> _Stated goal_:
Each entry below is to be extracted exactly.

> _Information provided_:

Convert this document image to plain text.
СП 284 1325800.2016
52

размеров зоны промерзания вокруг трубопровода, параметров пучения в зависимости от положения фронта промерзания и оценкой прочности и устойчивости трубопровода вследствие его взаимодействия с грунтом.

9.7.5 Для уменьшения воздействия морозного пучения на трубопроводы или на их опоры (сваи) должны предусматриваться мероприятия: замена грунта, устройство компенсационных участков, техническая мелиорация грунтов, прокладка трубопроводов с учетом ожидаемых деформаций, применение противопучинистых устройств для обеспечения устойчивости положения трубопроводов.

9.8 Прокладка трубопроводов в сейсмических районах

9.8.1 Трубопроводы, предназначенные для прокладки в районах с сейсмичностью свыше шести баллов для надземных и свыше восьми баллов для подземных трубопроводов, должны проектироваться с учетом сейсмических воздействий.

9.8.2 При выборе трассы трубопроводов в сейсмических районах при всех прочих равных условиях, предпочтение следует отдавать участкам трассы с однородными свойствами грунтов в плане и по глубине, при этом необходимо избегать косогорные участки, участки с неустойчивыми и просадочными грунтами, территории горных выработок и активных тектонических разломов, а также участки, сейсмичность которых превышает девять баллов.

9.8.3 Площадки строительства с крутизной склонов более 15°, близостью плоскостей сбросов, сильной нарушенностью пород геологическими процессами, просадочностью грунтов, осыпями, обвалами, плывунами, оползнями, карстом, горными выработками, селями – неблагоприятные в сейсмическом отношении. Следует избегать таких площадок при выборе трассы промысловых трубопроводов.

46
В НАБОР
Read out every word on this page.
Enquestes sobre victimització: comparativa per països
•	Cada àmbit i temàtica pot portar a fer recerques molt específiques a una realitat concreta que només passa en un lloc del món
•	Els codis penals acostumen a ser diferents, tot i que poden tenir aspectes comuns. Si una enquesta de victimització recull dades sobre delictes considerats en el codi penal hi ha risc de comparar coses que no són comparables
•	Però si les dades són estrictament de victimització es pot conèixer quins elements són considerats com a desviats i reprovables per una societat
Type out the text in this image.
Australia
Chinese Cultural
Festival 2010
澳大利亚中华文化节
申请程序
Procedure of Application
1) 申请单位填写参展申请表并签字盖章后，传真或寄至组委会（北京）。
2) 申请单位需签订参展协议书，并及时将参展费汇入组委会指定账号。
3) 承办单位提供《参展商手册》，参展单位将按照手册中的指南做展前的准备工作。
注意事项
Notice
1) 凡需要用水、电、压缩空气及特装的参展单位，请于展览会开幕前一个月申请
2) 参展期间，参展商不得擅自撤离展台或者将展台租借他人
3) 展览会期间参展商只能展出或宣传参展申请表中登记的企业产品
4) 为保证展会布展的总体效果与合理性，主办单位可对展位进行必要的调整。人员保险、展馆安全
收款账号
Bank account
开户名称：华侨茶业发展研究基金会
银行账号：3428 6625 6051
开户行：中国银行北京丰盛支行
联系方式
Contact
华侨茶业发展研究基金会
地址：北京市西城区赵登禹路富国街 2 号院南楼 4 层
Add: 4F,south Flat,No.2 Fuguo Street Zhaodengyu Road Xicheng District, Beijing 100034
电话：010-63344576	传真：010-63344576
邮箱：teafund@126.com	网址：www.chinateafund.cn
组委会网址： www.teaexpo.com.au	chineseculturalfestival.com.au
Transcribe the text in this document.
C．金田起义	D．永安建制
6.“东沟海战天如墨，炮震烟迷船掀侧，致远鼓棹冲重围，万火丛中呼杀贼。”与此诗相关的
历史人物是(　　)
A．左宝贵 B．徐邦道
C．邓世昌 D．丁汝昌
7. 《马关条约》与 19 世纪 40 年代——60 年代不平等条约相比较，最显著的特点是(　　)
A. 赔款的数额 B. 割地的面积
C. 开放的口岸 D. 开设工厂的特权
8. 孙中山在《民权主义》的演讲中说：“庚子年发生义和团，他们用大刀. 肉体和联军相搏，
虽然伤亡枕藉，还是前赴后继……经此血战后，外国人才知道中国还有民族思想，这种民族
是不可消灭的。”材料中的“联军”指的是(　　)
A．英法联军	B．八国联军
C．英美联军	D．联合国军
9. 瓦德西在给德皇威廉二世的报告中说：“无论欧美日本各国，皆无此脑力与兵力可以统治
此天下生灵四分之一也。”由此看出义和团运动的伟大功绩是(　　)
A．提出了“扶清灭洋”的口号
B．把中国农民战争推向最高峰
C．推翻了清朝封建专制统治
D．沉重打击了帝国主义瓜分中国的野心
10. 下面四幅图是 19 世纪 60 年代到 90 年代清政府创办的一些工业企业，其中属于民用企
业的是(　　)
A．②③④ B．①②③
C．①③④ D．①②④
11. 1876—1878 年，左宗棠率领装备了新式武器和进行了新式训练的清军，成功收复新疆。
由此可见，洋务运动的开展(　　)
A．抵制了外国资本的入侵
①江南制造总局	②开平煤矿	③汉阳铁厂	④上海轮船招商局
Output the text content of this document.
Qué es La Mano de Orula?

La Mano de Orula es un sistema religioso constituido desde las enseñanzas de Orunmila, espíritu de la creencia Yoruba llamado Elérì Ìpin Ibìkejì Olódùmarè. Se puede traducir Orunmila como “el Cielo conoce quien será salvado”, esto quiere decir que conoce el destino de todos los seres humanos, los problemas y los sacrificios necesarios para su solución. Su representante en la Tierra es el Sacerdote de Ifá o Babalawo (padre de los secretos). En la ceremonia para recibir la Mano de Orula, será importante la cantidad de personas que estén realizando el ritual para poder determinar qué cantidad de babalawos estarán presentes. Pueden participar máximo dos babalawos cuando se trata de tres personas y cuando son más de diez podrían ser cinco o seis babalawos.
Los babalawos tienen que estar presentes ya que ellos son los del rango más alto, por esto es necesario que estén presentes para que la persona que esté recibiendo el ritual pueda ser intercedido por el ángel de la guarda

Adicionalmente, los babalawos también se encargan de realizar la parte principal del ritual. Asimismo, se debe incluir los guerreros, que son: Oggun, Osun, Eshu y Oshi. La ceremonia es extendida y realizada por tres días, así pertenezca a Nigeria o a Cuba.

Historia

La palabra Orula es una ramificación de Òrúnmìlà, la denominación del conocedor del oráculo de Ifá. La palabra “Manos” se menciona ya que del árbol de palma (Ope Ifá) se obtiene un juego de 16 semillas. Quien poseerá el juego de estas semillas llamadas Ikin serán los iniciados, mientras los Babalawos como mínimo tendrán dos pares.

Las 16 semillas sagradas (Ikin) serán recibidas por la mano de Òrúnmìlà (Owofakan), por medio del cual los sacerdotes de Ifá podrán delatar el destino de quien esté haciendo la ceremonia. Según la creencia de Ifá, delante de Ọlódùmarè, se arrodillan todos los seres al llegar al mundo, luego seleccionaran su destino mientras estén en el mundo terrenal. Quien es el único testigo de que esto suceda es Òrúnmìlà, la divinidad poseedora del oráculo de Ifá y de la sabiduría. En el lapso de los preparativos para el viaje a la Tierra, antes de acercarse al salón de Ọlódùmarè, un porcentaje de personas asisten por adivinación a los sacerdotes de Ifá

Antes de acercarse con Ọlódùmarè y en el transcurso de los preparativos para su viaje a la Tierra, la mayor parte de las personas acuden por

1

> _Reply to the exercise_:
Convert this document image to plain text.
СП 284 1325800.2016
52

размеров зоны промерзания вокруг трубопровода, параметров пучения в зависимости от положения фронта промерзания и оценкой прочности и устойчивости трубопровода вследствие его взаимодействия с грунтом.

9.7.5 Для уменьшения воздействия морозного пучения на трубопроводы или на их опоры (сваи) должны предусматриваться мероприятия: замена грунта, устройство компенсационных участков, техническая мелиорация грунтов, прокладка трубопроводов с учетом ожидаемых деформаций, применение противопучинистых устройств для обеспечения устойчивости положения трубопроводов.

9.8 Прокладка трубопроводов в сейсмических районах

9.8.1 Трубопроводы, предназначенные для прокладки в районах с сейсмичностью свыше шести баллов для надземных и свыше восьми баллов для подземных трубопроводов, должны проектироваться с учетом сейсмических воздействий.

9.8.2 При выборе трассы трубопроводов в сейсмических районах при всех прочих равных условиях, предпочтение следует отдавать участкам трассы с однородными свойствами грунтов в плане и по глубине, при этом необходимо избегать косогорные участки, участки с неустойчивыми и просадочными грунтами, территории горных выработок и активных тектонических разломов, а также участки, сейсмичность которых превышает девять баллов.

9.8.3 Площадки строительства с крутизной склонов более 15°, близостью плоскостей сбросов, сильной нарушенностью пород геологическими процессами, просадочностью грунтов, осыпями, обвалами, плывунами, оползнями, карстом, горными выработками, селями – неблагоприятные в сейсмическом отношении. Следует избегать таких площадок при выборе трассы промысловых трубопроводов.

46
В НАБОР
Read out every word on this page.
Enquestes sobre victimització: comparativa per països
•	Cada àmbit i temàtica pot portar a fer recerques molt específiques a una realitat concreta que només passa en un lloc del món
•	Els codis penals acostumen a ser diferents, tot i que poden tenir aspectes comuns. Si una enquesta de victimització recull dades sobre delictes considerats en el codi penal hi ha risc de comparar coses que no són comparables
•	Però si les dades són estrictament de victimització es pot conèixer quins elements són considerats com a desviats i reprovables per una societat
Type out the text in this image.
Australia
Chinese Cultural
Festival 2010
澳大利亚中华文化节
申请程序
Procedure of Application
1) 申请单位填写参展申请表并签字盖章后，传真或寄至组委会（北京）。
2) 申请单位需签订参展协议书，并及时将参展费汇入组委会指定账号。
3) 承办单位提供《参展商手册》，参展单位将按照手册中的指南做展前的准备工作。
注意事项
Notice
1) 凡需要用水、电、压缩空气及特装的参展单位，请于展览会开幕前一个月申请
2) 参展期间，参展商不得擅自撤离展台或者将展台租借他人
3) 展览会期间参展商只能展出或宣传参展申请表中登记的企业产品
4) 为保证展会布展的总体效果与合理性，主办单位可对展位进行必要的调整。人员保险、展馆安全
收款账号
Bank account
开户名称：华侨茶业发展研究基金会
银行账号：3428 6625 6051
开户行：中国银行北京丰盛支行
联系方式
Contact
华侨茶业发展研究基金会
地址：北京市西城区赵登禹路富国街 2 号院南楼 4 层
Add: 4F,south Flat,No.2 Fuguo Street Zhaodengyu Road Xicheng District, Beijing 100034
电话：010-63344576	传真：010-63344576
邮箱：teafund@126.com	网址：www.chinateafund.cn
组委会网址： www.teaexpo.com.au	chineseculturalfestival.com.au
Transcribe the text in this document.
C．金田起义	D．永安建制
6.“东沟海战天如墨，炮震烟迷船掀侧，致远鼓棹冲重围，万火丛中呼杀贼。”与此诗相关的
历史人物是(　　)
A．左宝贵 B．徐邦道
C．邓世昌 D．丁汝昌
7. 《马关条约》与 19 世纪 40 年代——60 年代不平等条约相比较，最显著的特点是(　　)
A. 赔款的数额 B. 割地的面积
C. 开放的口岸 D. 开设工厂的特权
8. 孙中山在《民权主义》的演讲中说：“庚子年发生义和团，他们用大刀. 肉体和联军相搏，
虽然伤亡枕藉，还是前赴后继……经此血战后，外国人才知道中国还有民族思想，这种民族
是不可消灭的。”材料中的“联军”指的是(　　)
A．英法联军	B．八国联军
C．英美联军	D．联合国军
9. 瓦德西在给德皇威廉二世的报告中说：“无论欧美日本各国，皆无此脑力与兵力可以统治
此天下生灵四分之一也。”由此看出义和团运动的伟大功绩是(　　)
A．提出了“扶清灭洋”的口号
B．把中国农民战争推向最高峰
C．推翻了清朝封建专制统治
D．沉重打击了帝国主义瓜分中国的野心
10. 下面四幅图是 19 世纪 60 年代到 90 年代清政府创办的一些工业企业，其中属于民用企
业的是(　　)
A．②③④ B．①②③
C．①③④ D．①②④
11. 1876—1878 年，左宗棠率领装备了新式武器和进行了新式训练的清军，成功收复新疆。
由此可见，洋务运动的开展(　　)
A．抵制了外国资本的入侵
①江南制造总局	②开平煤矿	③汉阳铁厂	④上海轮船招商局
Output the text content of this document.
Qué es La Mano de Orula?

La Mano de Orula es un sistema religioso constituido desde las enseñanzas de Orunmila, espíritu de la creencia Yoruba llamado Elérì Ìpin Ibìkejì Olódùmarè. Se puede traducir Orunmila como “el Cielo conoce quien será salvado”, esto quiere decir que conoce el destino de todos los seres humanos, los problemas y los sacrificios necesarios para su solución. Su representante en la Tierra es el Sacerdote de Ifá o Babalawo (padre de los secretos). En la ceremonia para recibir la Mano de Orula, será importante la cantidad de personas que estén realizando el ritual para poder determinar qué cantidad de babalawos estarán presentes. Pueden participar máximo dos babalawos cuando se trata de tres personas y cuando son más de diez podrían ser cinco o seis babalawos.
Los babalawos tienen que estar presentes ya que ellos son los del rango más alto, por esto es necesario que estén presentes para que la persona que esté recibiendo el ritual pueda ser intercedido por el ángel de la guarda

Adicionalmente, los babalawos también se encargan de realizar la parte principal del ritual. Asimismo, se debe incluir los guerreros, que son: Oggun, Osun, Eshu y Oshi. La ceremonia es extendida y realizada por tres días, así pertenezca a Nigeria o a Cuba.

Historia

La palabra Orula es una ramificación de Òrúnmìlà, la denominación del conocedor del oráculo de Ifá. La palabra “Manos” se menciona ya que del árbol de palma (Ope Ifá) se obtiene un juego de 16 semillas. Quien poseerá el juego de estas semillas llamadas Ikin serán los iniciados, mientras los Babalawos como mínimo tendrán dos pares.

Las 16 semillas sagradas (Ikin) serán recibidas por la mano de Òrúnmìlà (Owofakan), por medio del cual los sacerdotes de Ifá podrán delatar el destino de quien esté haciendo la ceremonia. Según la creencia de Ifá, delante de Ọlódùmarè, se arrodillan todos los seres al llegar al mundo, luego seleccionaran su destino mientras estén en el mundo terrenal. Quien es el único testigo de que esto suceda es Òrúnmìlà, la divinidad poseedora del oráculo de Ifá y de la sabiduría. En el lapso de los preparativos para el viaje a la Tierra, antes de acercarse al salón de Ọlódùmarè, un porcentaje de personas asisten por adivinación a los sacerdotes de Ifá

Antes de acercarse con Ọlódùmarè y en el transcurso de los preparativos para su viaje a la Tierra, la mayor parte de las personas acuden por

1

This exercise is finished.